Dataset items:
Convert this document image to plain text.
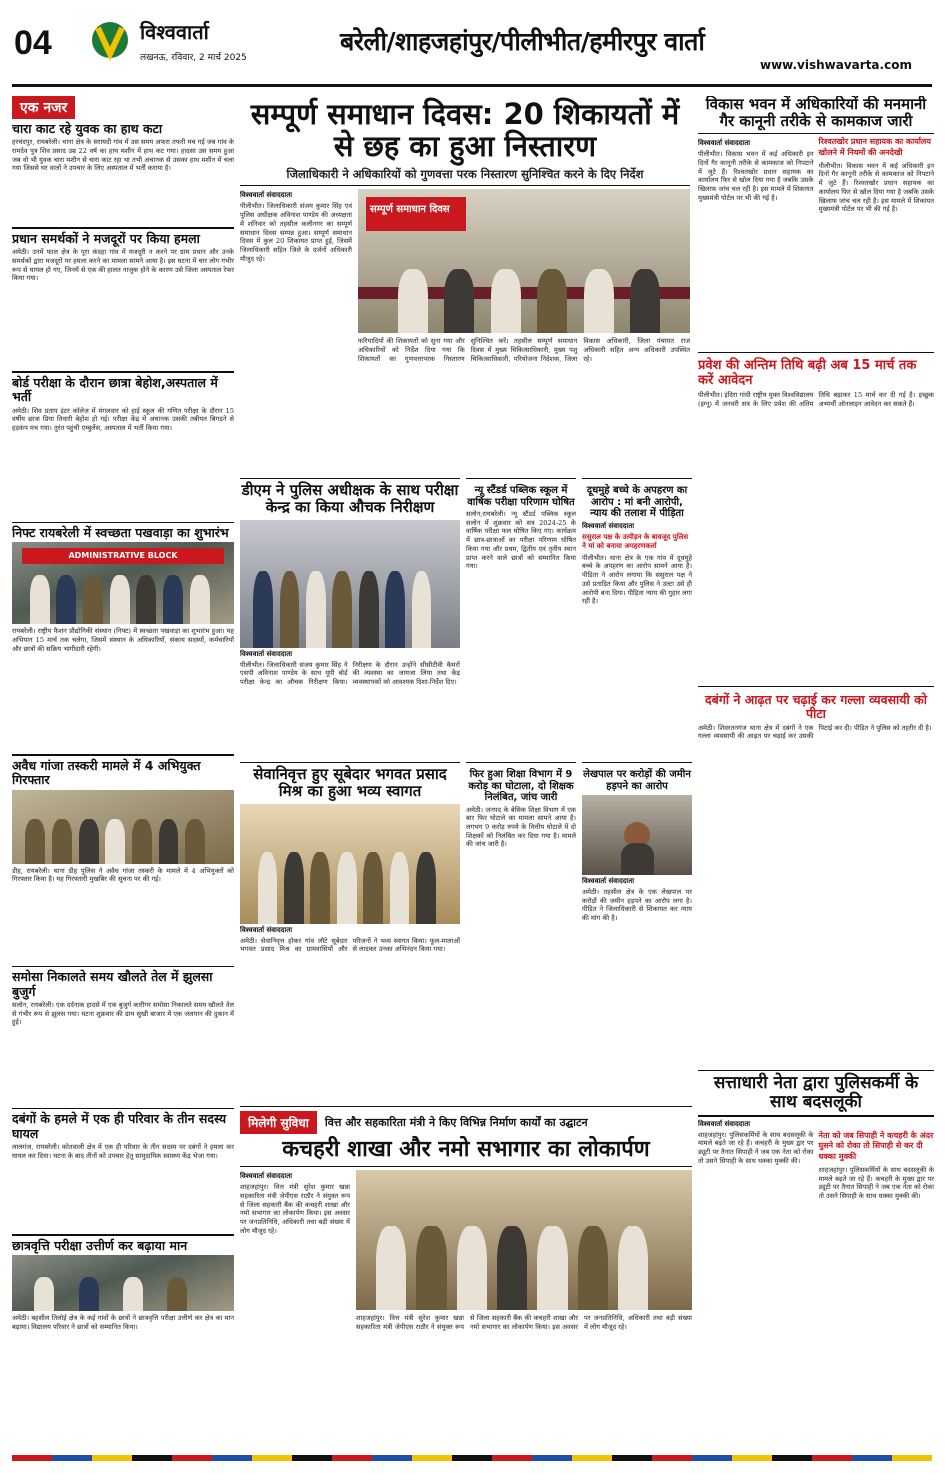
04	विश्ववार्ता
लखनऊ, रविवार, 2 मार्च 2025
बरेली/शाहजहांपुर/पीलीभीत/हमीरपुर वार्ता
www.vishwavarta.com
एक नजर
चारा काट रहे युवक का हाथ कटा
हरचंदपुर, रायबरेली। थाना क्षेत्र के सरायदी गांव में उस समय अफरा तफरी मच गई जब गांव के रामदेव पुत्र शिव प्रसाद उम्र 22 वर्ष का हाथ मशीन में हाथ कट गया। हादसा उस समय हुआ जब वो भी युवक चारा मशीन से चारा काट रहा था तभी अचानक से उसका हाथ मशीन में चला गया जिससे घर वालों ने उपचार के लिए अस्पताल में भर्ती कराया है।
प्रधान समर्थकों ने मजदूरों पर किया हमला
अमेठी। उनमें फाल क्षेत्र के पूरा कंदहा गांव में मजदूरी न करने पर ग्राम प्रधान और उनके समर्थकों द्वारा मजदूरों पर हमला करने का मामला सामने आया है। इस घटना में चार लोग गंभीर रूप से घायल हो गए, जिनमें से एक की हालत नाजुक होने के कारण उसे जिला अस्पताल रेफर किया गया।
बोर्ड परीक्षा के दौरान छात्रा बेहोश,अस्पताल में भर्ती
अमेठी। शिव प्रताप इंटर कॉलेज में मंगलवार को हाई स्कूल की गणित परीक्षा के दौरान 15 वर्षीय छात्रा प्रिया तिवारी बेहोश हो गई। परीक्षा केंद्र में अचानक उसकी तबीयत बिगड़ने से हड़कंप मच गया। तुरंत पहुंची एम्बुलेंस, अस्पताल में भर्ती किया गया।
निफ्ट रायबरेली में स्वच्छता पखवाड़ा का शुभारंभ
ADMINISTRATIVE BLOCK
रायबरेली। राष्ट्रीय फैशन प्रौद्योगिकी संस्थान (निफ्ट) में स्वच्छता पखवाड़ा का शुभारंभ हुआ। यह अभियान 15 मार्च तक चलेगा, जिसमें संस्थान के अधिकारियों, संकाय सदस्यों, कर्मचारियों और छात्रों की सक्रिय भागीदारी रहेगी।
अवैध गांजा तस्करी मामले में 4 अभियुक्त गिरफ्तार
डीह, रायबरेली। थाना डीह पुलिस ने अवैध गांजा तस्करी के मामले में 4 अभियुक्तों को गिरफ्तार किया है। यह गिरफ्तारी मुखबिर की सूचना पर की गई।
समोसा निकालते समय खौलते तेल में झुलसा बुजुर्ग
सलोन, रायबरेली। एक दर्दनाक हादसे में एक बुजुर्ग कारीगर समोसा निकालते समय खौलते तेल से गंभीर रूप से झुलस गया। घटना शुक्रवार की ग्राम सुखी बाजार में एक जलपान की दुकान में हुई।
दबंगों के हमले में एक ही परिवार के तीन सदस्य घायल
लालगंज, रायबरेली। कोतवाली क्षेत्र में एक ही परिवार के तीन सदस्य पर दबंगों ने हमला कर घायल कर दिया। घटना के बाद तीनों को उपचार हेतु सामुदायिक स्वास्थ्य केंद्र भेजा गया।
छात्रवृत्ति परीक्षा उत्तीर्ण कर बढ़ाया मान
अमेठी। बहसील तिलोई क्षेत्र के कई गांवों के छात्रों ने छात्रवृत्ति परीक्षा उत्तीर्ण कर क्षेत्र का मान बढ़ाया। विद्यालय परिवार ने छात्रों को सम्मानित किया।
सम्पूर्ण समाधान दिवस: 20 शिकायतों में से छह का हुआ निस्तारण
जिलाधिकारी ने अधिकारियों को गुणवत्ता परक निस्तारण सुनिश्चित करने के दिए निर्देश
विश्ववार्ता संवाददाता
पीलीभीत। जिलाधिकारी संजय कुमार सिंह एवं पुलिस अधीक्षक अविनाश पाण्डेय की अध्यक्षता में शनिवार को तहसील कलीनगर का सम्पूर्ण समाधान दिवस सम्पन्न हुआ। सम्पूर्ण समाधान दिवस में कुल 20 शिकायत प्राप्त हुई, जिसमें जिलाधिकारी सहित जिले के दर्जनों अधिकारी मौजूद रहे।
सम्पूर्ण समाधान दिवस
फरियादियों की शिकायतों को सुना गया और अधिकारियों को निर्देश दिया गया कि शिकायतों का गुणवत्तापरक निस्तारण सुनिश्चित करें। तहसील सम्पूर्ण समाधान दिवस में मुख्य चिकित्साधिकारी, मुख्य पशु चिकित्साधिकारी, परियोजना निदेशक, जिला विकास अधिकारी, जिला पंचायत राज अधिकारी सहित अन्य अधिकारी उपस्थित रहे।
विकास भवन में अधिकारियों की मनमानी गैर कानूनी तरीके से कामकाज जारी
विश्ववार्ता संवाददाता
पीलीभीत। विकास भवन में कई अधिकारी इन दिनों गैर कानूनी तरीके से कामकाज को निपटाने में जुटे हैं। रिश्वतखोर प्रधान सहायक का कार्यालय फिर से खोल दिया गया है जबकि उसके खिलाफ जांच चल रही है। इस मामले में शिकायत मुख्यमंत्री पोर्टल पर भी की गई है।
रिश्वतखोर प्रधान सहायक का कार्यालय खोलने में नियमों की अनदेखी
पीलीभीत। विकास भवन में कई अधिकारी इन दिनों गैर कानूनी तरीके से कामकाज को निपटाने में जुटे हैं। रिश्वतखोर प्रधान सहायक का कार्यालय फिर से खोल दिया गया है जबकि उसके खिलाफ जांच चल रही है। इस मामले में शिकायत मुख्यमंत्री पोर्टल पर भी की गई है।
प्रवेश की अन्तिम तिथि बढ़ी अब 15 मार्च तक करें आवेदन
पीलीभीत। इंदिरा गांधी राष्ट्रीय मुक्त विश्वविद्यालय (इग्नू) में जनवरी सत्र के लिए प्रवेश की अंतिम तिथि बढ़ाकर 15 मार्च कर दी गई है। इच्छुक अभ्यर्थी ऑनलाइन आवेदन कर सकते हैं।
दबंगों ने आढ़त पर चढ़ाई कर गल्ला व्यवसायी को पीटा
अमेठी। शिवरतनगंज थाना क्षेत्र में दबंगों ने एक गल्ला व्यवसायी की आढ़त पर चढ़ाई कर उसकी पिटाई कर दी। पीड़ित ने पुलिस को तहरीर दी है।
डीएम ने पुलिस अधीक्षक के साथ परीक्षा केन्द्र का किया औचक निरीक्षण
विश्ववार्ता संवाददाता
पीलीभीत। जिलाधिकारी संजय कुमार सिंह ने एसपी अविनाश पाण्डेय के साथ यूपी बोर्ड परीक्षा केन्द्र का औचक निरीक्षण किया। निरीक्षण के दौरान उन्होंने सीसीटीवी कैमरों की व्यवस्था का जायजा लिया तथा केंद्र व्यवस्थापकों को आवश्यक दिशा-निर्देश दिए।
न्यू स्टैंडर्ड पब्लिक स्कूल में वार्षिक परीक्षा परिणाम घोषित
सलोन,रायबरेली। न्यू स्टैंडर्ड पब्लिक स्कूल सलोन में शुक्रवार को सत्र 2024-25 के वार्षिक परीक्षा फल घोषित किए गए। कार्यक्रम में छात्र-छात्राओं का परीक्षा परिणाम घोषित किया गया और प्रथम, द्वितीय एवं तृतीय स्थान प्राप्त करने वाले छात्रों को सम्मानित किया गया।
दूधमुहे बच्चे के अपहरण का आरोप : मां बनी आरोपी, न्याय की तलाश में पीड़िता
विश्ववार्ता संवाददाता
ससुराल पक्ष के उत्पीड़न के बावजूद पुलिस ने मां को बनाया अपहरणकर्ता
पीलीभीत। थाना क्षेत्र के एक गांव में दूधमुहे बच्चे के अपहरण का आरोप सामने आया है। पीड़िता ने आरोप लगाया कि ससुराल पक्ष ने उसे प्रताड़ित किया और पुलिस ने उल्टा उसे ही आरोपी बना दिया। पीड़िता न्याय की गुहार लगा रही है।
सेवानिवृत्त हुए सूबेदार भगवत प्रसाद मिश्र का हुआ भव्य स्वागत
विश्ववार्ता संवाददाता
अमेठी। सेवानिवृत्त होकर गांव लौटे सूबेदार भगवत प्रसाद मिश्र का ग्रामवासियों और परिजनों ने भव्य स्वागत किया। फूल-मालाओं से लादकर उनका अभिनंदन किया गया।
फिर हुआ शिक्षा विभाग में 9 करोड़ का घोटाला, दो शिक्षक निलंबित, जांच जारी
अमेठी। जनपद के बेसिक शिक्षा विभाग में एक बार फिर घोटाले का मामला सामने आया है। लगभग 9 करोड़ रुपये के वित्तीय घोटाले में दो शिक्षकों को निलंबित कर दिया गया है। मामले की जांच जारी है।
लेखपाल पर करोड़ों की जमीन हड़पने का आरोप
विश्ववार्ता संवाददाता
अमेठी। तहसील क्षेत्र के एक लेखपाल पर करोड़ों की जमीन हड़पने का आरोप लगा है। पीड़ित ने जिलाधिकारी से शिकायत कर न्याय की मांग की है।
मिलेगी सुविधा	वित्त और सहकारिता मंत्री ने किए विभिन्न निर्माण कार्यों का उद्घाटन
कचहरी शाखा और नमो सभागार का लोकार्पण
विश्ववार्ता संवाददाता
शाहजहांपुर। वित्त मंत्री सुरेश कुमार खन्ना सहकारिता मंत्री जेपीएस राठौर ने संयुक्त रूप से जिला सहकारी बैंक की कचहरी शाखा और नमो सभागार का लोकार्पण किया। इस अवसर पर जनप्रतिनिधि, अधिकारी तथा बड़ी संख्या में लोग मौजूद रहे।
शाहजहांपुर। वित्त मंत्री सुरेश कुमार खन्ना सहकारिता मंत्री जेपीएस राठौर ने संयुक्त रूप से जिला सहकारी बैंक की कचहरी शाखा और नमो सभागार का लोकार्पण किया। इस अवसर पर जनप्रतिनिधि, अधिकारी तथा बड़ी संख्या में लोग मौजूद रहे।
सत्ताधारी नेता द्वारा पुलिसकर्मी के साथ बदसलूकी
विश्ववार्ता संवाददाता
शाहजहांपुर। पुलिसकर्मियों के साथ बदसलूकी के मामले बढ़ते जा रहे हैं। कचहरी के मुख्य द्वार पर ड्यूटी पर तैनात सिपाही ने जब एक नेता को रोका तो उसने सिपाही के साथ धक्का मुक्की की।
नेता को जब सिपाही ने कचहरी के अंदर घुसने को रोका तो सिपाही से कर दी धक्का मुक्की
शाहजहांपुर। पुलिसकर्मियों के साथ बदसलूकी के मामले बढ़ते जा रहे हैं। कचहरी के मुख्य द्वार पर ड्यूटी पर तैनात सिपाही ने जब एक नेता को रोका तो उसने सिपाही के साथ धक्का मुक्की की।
---
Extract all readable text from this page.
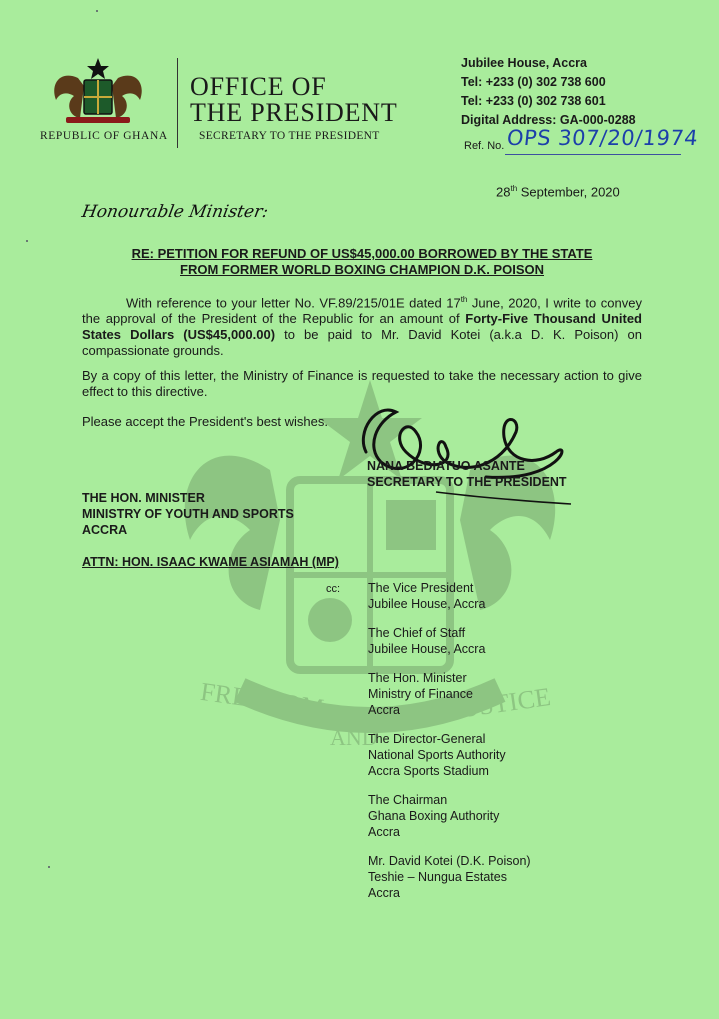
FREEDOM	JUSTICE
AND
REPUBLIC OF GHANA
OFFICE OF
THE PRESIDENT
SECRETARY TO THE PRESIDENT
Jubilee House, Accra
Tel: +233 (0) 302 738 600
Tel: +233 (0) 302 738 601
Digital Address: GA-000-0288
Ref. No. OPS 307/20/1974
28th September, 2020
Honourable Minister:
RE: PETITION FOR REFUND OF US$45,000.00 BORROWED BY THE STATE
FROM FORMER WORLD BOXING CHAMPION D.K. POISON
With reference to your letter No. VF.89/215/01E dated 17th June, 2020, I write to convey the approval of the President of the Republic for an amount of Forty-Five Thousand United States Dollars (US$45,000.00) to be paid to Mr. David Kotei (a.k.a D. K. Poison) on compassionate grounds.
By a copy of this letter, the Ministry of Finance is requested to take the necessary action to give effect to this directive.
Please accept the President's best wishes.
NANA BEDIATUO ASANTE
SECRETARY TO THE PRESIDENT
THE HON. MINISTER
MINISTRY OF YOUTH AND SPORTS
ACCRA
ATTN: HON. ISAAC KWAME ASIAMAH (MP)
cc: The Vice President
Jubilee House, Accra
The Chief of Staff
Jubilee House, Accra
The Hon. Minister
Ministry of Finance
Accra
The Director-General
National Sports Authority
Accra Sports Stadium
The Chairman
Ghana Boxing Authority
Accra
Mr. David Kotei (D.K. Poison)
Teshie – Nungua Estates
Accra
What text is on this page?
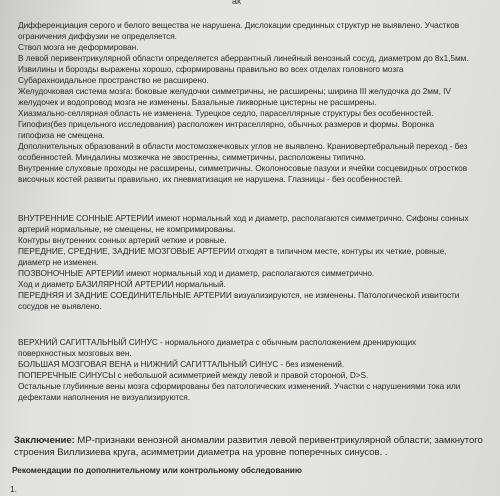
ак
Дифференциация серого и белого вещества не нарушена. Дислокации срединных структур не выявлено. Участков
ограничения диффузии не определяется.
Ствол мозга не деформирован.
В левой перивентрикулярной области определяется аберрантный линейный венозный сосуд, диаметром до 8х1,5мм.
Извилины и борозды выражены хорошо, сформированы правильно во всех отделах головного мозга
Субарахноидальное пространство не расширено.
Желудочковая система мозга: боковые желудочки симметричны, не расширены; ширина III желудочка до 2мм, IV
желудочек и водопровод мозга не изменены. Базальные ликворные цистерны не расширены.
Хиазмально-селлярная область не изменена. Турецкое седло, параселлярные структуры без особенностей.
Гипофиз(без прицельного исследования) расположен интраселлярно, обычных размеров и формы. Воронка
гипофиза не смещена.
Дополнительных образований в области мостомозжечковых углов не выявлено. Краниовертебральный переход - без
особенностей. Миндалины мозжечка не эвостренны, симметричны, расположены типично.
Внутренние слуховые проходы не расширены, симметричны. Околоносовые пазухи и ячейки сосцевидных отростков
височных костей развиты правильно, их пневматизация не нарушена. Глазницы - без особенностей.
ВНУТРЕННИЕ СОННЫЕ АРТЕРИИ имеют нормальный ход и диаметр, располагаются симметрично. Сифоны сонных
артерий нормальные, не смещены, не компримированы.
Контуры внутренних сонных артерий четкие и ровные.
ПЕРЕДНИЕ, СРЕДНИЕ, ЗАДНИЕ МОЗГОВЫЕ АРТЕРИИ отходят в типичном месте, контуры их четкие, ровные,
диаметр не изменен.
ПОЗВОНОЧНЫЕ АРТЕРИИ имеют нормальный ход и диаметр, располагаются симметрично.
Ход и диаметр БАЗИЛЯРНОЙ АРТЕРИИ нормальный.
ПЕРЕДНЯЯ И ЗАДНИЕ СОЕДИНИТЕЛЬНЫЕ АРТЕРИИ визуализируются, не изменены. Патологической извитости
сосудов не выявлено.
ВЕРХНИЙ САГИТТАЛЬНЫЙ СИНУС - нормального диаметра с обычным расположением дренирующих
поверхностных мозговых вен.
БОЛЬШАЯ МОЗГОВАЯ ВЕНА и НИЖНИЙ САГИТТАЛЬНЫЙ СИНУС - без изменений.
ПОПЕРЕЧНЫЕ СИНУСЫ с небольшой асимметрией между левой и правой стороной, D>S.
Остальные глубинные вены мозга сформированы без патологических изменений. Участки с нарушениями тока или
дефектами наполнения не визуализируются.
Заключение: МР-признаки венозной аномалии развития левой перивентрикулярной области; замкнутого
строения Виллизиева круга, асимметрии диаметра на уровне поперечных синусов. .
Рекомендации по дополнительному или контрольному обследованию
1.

▸ TASK PROMPT
Look through the material above and pick out each line holding the word "изменены".

▸ TASK ANSWER
желудочек и водопровод мозга не изменены. Базальные ликворные цистерны не расширены.
ПЕРЕДНЯЯ И ЗАДНИЕ СОЕДИНИТЕЛЬНЫЕ АРТЕРИИ визуализируются, не изменены. Патологической извитости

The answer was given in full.